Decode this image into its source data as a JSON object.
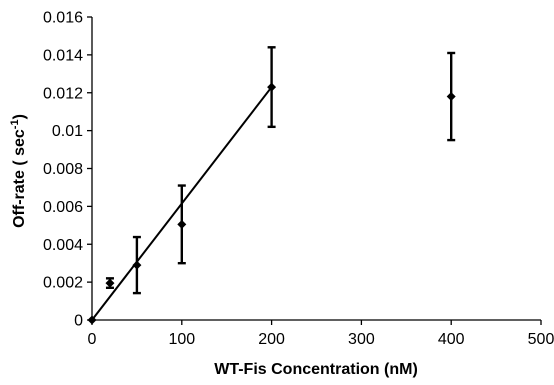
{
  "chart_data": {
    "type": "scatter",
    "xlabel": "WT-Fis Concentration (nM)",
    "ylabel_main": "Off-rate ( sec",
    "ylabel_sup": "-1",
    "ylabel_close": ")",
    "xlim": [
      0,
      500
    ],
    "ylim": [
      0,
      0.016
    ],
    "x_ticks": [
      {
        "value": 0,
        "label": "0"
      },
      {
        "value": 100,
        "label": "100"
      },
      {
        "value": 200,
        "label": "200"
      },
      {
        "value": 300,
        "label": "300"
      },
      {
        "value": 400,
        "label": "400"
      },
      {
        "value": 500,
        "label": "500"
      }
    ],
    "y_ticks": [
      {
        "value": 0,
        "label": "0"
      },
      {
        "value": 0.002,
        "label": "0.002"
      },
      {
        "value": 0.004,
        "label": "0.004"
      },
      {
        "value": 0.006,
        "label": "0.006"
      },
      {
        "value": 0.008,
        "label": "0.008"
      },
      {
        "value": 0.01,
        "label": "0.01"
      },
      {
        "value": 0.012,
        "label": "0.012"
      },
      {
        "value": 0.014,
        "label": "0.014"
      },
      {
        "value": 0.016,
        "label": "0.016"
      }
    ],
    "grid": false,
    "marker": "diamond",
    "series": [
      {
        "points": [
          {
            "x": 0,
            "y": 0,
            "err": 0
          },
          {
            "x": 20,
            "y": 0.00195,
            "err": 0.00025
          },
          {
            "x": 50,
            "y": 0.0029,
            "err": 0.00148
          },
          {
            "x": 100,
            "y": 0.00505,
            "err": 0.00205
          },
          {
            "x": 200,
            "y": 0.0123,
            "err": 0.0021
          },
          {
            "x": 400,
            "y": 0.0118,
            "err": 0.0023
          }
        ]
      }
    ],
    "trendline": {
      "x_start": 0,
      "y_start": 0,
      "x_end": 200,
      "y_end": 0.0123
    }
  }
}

* * *

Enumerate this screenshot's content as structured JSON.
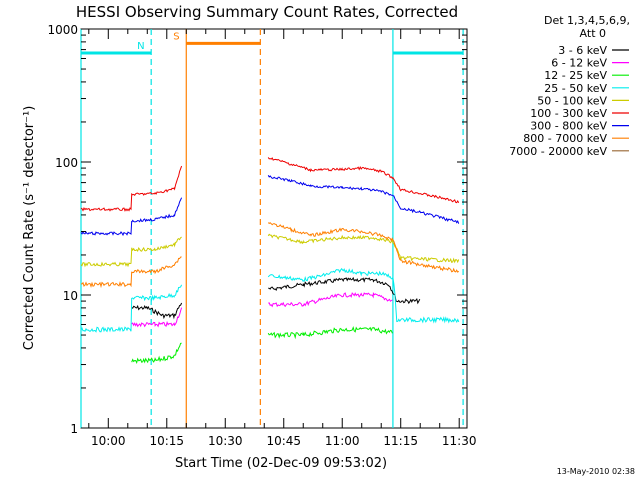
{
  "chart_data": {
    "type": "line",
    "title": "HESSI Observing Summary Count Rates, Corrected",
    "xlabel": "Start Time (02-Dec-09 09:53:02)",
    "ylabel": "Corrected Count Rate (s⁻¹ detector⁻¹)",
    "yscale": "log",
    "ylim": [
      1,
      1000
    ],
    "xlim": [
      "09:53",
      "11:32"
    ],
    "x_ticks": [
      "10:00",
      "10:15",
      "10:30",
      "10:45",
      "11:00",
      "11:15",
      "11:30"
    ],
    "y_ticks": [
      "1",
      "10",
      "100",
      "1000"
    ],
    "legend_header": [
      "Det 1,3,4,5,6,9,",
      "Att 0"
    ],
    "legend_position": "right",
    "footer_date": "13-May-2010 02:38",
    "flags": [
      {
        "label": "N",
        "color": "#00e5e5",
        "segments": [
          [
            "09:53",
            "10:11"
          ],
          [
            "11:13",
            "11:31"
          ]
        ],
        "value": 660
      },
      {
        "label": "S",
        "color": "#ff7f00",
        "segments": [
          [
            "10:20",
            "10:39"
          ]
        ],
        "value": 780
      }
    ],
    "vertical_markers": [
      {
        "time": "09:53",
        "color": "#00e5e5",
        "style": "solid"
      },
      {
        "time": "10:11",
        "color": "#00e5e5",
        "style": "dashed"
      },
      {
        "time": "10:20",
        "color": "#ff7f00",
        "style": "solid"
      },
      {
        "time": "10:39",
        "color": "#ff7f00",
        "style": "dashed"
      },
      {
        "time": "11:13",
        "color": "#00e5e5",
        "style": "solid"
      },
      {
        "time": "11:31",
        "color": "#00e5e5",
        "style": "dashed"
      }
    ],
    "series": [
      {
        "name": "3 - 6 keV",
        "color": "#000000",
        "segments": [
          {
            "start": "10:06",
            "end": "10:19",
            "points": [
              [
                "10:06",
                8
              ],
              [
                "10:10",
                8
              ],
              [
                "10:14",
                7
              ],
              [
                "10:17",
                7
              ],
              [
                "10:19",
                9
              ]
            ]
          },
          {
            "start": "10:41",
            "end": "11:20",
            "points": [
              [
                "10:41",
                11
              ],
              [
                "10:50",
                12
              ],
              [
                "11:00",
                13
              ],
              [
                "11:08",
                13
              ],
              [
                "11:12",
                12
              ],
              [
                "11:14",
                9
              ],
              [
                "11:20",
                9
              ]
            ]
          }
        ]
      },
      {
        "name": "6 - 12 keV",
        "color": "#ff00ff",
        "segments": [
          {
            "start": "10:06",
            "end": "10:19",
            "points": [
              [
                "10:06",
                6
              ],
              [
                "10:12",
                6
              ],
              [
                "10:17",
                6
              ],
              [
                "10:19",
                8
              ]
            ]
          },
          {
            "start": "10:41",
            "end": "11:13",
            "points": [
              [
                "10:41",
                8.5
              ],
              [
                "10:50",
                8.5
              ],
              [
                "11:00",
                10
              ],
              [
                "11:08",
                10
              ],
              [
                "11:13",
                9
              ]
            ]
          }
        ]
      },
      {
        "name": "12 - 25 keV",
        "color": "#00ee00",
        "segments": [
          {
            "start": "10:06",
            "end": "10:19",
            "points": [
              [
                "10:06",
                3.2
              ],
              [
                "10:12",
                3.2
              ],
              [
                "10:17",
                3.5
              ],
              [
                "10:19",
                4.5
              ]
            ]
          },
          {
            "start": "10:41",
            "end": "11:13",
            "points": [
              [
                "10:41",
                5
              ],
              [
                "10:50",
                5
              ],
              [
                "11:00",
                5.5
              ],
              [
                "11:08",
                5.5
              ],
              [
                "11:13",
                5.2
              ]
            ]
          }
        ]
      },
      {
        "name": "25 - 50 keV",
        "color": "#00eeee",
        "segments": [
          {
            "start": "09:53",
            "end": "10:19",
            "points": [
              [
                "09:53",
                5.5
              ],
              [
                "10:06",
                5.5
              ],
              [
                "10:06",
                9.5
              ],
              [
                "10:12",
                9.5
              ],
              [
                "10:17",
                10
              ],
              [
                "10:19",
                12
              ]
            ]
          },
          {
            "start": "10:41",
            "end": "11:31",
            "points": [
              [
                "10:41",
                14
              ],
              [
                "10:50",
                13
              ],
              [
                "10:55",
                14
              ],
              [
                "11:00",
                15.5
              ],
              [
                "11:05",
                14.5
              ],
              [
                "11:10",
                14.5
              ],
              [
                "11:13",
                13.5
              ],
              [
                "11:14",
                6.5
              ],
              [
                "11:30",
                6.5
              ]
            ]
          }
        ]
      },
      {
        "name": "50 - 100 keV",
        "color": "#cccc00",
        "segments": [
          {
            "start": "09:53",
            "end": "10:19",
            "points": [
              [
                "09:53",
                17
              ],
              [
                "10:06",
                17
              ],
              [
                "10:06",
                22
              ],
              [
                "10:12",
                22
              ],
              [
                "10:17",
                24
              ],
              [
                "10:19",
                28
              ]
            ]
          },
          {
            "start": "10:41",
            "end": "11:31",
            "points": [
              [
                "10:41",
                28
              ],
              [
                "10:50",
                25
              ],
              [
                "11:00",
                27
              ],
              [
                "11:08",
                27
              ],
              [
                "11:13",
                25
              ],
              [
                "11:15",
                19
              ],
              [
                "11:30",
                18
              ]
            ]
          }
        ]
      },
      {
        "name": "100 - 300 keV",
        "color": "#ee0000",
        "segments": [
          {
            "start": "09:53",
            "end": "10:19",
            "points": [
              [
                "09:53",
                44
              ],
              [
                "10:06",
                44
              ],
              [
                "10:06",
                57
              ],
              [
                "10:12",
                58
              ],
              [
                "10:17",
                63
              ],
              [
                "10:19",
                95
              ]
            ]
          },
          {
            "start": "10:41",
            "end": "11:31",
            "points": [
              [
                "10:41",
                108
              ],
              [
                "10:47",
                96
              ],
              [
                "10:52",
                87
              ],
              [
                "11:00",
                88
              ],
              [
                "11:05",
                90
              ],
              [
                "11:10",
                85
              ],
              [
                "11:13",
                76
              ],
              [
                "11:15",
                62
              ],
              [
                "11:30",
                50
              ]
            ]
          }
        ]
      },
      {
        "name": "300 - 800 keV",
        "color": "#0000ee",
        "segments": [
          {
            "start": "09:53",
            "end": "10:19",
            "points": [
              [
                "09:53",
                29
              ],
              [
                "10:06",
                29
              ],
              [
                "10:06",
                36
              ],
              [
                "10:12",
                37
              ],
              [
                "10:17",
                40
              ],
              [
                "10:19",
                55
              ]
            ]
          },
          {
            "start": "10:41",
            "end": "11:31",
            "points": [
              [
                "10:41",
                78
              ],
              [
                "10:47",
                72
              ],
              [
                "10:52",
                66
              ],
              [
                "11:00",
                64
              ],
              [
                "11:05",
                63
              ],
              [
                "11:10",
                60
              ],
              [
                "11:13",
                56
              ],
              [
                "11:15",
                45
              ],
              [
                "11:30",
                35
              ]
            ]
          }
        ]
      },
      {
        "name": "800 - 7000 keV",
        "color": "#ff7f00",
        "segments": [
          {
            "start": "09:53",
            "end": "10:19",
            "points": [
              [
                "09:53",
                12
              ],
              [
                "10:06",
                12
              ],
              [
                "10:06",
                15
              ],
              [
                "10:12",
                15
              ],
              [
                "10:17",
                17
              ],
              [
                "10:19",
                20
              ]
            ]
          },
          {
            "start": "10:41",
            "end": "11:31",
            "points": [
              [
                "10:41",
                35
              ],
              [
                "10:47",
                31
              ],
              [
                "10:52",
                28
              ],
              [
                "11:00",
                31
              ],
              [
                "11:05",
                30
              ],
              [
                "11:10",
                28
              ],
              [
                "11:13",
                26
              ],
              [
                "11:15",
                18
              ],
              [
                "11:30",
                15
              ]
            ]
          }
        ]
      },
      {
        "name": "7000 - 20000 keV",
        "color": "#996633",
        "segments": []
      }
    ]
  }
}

**Task instructions:** Find "Count". Copy every line it occurs in.

**The response:**
    "title": "HESSI Observing Summary Count Rates, Corrected",
    "ylabel": "Corrected Count Rate (s⁻¹ detector⁻¹)",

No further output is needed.